Work required
Send back the entries below exactly as they appear.

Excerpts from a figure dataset
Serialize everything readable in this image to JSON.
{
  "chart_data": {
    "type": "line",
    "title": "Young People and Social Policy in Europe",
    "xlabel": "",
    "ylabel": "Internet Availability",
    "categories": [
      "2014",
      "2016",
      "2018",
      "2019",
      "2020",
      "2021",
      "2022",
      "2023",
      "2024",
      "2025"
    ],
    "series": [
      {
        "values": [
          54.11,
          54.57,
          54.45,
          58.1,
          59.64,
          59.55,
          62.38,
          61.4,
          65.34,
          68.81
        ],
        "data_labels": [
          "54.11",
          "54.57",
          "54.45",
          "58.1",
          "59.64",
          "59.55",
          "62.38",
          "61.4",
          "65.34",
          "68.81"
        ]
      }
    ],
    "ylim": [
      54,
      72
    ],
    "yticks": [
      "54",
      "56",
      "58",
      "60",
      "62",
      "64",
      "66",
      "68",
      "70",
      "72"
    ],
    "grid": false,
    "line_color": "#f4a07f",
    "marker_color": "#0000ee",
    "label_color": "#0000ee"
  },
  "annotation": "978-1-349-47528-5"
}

Task result
Serialize everything readable in this image to JSON.
{
  "chart_data": {
    "type": "line",
    "title": "Young People and Social Policy in Europe",
    "xlabel": "",
    "ylabel": "Internet Availability",
    "categories": [
      "2014",
      "2016",
      "2018",
      "2019",
      "2020",
      "2021",
      "2022",
      "2023",
      "2024",
      "2025"
    ],
    "series": [
      {
        "values": [
          54.11,
          54.57,
          54.45,
          58.1,
          59.64,
          59.55,
          62.38,
          61.4,
          65.34,
          68.81
        ],
        "data_labels": [
          "54.11",
          "54.57",
          "54.45",
          "58.1",
          "59.64",
          "59.55",
          "62.38",
          "61.4",
          "65.34",
          "68.81"
        ]
      }
    ],
    "ylim": [
      54,
      72
    ],
    "yticks": [
      "54",
      "56",
      "58",
      "60",
      "62",
      "64",
      "66",
      "68",
      "70",
      "72"
    ],
    "grid": false,
    "line_color": "#f4a07f",
    "marker_color": "#0000ee",
    "label_color": "#0000ee"
  },
  "annotation": "978-1-349-47528-5"
}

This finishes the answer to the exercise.